Copy all of the material exactly. Pictures are not to appear in the copy.
## Begin Supplied data
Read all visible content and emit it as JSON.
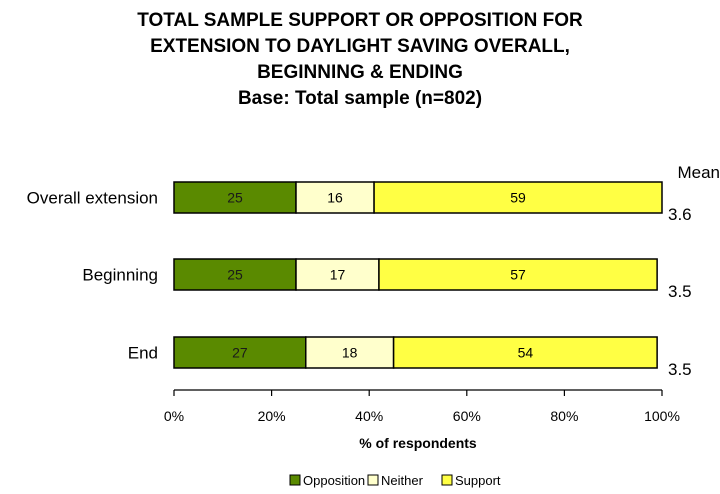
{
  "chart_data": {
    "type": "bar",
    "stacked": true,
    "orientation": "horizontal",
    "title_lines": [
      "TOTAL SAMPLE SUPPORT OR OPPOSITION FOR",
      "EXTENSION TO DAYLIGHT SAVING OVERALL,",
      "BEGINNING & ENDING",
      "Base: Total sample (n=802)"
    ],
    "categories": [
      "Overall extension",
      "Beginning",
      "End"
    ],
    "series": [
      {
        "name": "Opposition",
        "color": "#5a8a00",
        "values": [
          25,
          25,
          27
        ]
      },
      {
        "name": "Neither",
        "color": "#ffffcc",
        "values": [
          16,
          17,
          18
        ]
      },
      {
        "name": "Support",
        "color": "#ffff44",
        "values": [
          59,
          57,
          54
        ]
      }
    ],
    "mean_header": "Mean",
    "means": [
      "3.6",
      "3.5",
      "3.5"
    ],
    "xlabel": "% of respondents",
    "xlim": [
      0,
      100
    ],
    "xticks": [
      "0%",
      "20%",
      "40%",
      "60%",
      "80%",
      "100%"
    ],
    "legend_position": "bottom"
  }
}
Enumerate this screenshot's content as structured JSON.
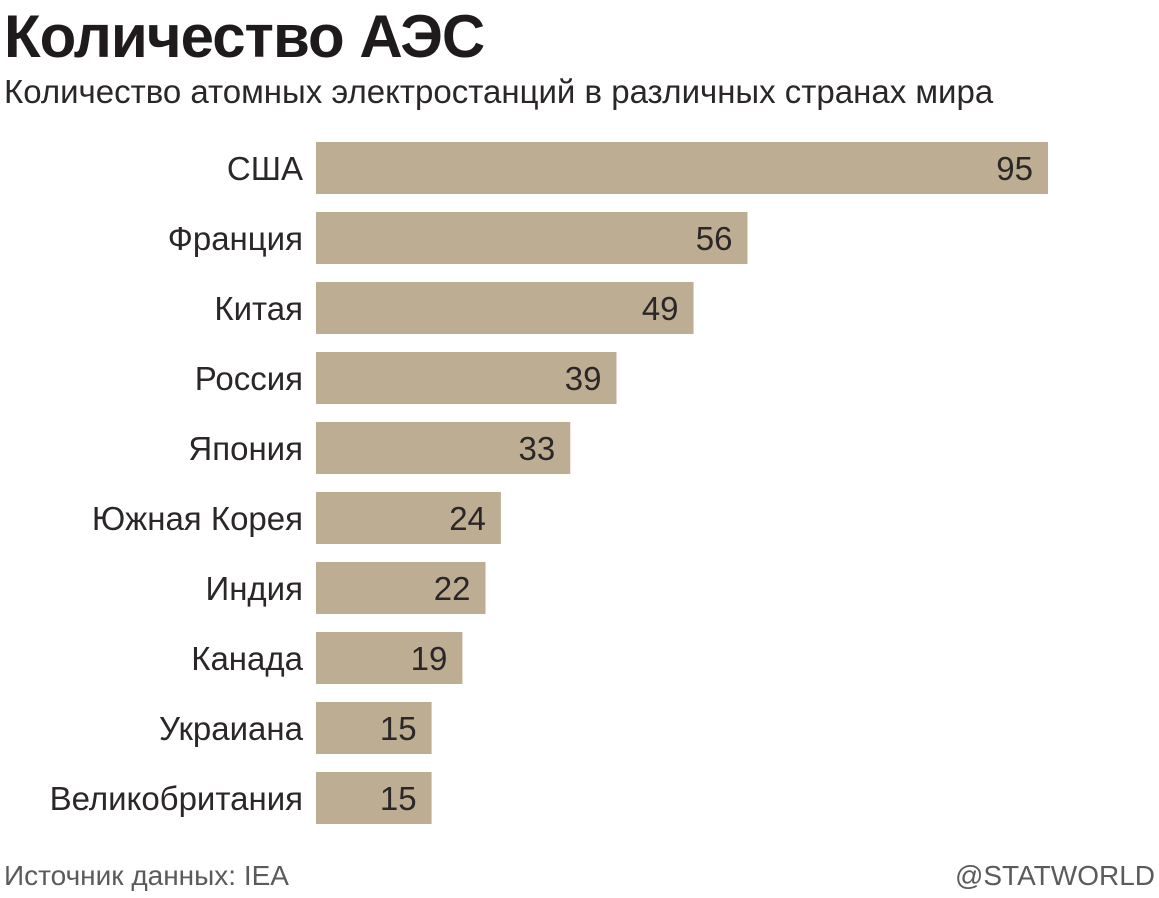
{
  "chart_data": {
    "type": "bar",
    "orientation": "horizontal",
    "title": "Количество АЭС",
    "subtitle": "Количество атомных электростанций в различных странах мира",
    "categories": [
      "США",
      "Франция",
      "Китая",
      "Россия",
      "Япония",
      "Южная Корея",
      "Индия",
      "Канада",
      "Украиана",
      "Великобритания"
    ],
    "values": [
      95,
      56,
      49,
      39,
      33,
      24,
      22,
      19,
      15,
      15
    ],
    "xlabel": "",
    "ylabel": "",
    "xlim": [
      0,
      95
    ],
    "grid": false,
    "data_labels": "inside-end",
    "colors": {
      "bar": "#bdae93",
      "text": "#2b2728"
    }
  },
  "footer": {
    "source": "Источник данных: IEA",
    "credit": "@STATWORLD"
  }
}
## End Supplied data
Answer »
Read all visible content and emit it as JSON.
{
  "chart_data": {
    "type": "bar",
    "stacked": true,
    "orientation": "horizontal",
    "title_lines": [
      "TOTAL SAMPLE SUPPORT OR OPPOSITION FOR",
      "EXTENSION TO DAYLIGHT SAVING OVERALL,",
      "BEGINNING & ENDING",
      "Base: Total sample (n=802)"
    ],
    "categories": [
      "Overall extension",
      "Beginning",
      "End"
    ],
    "series": [
      {
        "name": "Opposition",
        "color": "#5a8a00",
        "values": [
          25,
          25,
          27
        ]
      },
      {
        "name": "Neither",
        "color": "#ffffcc",
        "values": [
          16,
          17,
          18
        ]
      },
      {
        "name": "Support",
        "color": "#ffff44",
        "values": [
          59,
          57,
          54
        ]
      }
    ],
    "mean_header": "Mean",
    "means": [
      "3.6",
      "3.5",
      "3.5"
    ],
    "xlabel": "% of respondents",
    "xlim": [
      0,
      100
    ],
    "xticks": [
      "0%",
      "20%",
      "40%",
      "60%",
      "80%",
      "100%"
    ],
    "legend_position": "bottom"
  }
}
Enumerate this screenshot's content as structured JSON.
{
  "chart_data": {
    "type": "bar",
    "orientation": "horizontal",
    "title": "Количество АЭС",
    "subtitle": "Количество атомных электростанций в различных странах мира",
    "categories": [
      "США",
      "Франция",
      "Китая",
      "Россия",
      "Япония",
      "Южная Корея",
      "Индия",
      "Канада",
      "Украиана",
      "Великобритания"
    ],
    "values": [
      95,
      56,
      49,
      39,
      33,
      24,
      22,
      19,
      15,
      15
    ],
    "xlabel": "",
    "ylabel": "",
    "xlim": [
      0,
      95
    ],
    "grid": false,
    "data_labels": "inside-end",
    "colors": {
      "bar": "#bdae93",
      "text": "#2b2728"
    }
  },
  "footer": {
    "source": "Источник данных: IEA",
    "credit": "@STATWORLD"
  }
}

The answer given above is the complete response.